Using the records that follow, copy every line containing the word "image".
— Start Provided material —
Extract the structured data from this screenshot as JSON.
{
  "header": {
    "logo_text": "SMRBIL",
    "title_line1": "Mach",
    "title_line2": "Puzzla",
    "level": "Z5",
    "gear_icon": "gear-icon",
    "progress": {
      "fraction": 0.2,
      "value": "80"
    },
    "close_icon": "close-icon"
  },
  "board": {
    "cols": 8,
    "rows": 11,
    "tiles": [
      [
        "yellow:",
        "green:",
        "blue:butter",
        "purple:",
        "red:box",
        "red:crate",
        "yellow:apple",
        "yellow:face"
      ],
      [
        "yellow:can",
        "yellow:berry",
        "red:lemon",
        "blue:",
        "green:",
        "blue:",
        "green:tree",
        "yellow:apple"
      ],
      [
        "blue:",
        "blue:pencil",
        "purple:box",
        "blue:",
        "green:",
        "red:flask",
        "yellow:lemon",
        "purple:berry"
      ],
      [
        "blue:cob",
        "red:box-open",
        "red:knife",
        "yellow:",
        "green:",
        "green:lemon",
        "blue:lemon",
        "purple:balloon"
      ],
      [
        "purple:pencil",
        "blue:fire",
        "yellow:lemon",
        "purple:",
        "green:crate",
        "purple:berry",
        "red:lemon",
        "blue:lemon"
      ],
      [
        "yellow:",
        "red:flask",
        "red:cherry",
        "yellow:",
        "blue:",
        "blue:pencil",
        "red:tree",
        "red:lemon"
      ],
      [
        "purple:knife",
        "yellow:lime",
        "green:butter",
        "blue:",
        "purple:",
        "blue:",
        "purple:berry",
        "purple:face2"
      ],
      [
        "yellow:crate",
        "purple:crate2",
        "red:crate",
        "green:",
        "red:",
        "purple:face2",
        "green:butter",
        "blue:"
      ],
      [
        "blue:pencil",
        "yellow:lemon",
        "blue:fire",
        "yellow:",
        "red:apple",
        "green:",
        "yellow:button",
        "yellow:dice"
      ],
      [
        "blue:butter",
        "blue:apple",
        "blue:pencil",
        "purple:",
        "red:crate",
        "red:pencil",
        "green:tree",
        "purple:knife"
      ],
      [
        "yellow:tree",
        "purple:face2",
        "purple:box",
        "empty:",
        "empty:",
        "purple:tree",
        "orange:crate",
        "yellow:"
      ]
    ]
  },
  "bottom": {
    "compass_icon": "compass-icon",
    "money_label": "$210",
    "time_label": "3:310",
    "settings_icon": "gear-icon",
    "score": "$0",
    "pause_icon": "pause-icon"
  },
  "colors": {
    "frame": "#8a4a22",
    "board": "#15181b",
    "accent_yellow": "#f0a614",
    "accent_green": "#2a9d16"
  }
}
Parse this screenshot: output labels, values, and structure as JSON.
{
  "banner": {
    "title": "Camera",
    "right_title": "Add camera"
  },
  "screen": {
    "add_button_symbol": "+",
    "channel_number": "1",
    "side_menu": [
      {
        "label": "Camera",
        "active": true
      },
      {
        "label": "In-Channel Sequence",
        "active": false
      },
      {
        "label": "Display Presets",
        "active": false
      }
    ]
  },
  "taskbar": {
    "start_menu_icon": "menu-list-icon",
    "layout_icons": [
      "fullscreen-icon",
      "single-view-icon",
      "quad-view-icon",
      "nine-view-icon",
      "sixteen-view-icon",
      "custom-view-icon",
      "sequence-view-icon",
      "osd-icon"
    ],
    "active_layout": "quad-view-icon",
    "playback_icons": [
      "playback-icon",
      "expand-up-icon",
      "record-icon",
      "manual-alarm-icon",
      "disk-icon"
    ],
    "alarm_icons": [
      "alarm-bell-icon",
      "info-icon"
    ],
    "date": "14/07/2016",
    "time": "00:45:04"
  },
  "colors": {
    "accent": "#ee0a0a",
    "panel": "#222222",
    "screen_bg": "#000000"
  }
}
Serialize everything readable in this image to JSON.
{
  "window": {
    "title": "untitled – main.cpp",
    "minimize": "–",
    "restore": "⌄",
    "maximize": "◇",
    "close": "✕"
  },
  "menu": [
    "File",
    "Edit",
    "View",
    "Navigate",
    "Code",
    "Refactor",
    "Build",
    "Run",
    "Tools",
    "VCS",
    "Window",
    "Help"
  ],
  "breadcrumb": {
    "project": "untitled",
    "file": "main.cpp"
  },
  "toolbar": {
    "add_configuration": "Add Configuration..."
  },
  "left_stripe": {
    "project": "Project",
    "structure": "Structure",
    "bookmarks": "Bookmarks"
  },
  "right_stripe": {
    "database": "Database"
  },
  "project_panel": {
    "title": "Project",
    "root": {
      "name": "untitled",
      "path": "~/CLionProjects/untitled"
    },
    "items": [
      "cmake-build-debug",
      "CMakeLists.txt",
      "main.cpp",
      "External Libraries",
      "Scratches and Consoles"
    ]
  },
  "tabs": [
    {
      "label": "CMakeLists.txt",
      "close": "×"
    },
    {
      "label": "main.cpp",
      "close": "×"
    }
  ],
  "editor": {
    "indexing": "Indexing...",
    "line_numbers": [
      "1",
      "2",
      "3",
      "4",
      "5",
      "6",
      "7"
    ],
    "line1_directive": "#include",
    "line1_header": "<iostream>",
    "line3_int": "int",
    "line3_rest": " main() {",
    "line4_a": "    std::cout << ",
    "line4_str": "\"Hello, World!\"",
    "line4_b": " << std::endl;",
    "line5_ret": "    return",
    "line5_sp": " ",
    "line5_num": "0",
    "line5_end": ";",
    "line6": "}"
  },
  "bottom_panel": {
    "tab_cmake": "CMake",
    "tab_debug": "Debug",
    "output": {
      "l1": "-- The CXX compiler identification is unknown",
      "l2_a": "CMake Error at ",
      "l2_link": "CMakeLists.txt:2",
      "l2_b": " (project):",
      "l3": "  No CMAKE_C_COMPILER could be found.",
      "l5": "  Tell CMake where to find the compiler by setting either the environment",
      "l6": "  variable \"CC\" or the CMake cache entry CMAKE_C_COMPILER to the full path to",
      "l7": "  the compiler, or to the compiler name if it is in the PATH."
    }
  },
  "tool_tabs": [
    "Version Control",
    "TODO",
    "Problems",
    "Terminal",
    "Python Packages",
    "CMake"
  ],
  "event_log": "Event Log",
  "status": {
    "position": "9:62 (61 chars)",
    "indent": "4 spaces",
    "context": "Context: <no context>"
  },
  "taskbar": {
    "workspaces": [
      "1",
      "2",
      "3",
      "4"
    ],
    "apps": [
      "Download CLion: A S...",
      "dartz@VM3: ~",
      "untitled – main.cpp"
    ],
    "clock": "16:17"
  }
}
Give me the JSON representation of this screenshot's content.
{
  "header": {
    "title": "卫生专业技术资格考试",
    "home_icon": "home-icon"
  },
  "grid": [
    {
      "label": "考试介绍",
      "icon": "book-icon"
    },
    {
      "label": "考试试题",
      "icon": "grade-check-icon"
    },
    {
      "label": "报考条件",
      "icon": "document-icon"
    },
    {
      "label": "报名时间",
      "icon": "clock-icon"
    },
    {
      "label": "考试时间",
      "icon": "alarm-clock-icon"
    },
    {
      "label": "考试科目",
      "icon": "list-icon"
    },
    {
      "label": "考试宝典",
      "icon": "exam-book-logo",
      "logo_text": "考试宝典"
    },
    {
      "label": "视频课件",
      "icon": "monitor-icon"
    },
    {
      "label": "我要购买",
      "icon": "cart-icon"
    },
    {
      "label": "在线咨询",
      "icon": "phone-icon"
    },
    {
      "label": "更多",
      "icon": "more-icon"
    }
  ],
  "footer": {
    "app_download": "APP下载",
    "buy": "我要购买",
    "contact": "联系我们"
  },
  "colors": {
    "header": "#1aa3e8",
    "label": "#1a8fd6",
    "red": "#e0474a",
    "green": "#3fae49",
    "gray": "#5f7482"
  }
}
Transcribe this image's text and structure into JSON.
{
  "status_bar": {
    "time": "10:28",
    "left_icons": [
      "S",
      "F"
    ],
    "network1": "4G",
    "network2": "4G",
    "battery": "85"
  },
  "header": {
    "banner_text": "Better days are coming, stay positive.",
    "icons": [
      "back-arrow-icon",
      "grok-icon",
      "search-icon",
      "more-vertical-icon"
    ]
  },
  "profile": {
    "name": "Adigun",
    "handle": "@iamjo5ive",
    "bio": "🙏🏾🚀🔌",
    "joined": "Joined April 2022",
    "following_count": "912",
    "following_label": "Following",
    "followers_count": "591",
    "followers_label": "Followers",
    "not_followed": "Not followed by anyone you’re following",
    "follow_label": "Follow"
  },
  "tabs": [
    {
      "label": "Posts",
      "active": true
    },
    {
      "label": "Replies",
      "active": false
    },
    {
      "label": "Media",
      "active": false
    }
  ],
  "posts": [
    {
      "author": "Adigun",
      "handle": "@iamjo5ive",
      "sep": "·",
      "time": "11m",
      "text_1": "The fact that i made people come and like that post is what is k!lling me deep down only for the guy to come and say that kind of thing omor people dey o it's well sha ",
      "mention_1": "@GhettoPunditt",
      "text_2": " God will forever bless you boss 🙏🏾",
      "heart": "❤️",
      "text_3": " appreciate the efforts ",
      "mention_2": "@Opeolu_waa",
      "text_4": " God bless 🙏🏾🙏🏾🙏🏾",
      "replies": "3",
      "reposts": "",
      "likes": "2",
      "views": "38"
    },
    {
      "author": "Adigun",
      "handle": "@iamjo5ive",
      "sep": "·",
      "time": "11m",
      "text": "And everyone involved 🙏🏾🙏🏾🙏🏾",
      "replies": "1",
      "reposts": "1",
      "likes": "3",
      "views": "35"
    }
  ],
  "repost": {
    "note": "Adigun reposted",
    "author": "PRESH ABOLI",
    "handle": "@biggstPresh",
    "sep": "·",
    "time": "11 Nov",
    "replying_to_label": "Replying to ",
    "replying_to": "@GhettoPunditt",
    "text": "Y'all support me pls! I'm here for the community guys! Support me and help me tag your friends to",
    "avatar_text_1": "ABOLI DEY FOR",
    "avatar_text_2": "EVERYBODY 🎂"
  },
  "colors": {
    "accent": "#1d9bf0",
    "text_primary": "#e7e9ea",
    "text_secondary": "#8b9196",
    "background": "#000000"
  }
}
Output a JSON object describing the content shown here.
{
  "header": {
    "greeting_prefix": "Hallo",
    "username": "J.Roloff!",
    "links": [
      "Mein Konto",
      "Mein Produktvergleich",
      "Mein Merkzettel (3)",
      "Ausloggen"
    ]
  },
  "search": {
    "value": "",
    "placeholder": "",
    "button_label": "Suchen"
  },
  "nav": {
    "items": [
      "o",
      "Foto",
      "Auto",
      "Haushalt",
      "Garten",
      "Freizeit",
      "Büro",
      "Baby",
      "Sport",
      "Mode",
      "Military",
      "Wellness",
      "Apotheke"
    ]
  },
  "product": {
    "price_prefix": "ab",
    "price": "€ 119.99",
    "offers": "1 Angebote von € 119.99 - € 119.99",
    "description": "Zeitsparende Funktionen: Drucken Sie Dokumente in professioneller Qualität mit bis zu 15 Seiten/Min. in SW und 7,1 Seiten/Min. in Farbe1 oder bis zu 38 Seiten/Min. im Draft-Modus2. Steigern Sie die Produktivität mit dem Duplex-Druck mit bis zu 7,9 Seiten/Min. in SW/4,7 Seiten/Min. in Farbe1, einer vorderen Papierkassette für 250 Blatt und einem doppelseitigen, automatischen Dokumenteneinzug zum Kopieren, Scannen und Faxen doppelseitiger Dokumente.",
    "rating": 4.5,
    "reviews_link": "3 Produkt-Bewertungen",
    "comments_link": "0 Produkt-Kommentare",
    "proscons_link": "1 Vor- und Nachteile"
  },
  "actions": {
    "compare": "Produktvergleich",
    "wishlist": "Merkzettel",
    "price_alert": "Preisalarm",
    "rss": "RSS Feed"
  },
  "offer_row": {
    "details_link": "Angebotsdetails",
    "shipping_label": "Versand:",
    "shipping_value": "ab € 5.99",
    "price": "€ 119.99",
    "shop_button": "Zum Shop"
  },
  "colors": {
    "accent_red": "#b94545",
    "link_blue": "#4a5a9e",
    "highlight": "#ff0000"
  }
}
— End Provided material —
- _Expected answer_:
Serialize everything readable in this image to JSON.
Transcribe this image's text and structure into JSON.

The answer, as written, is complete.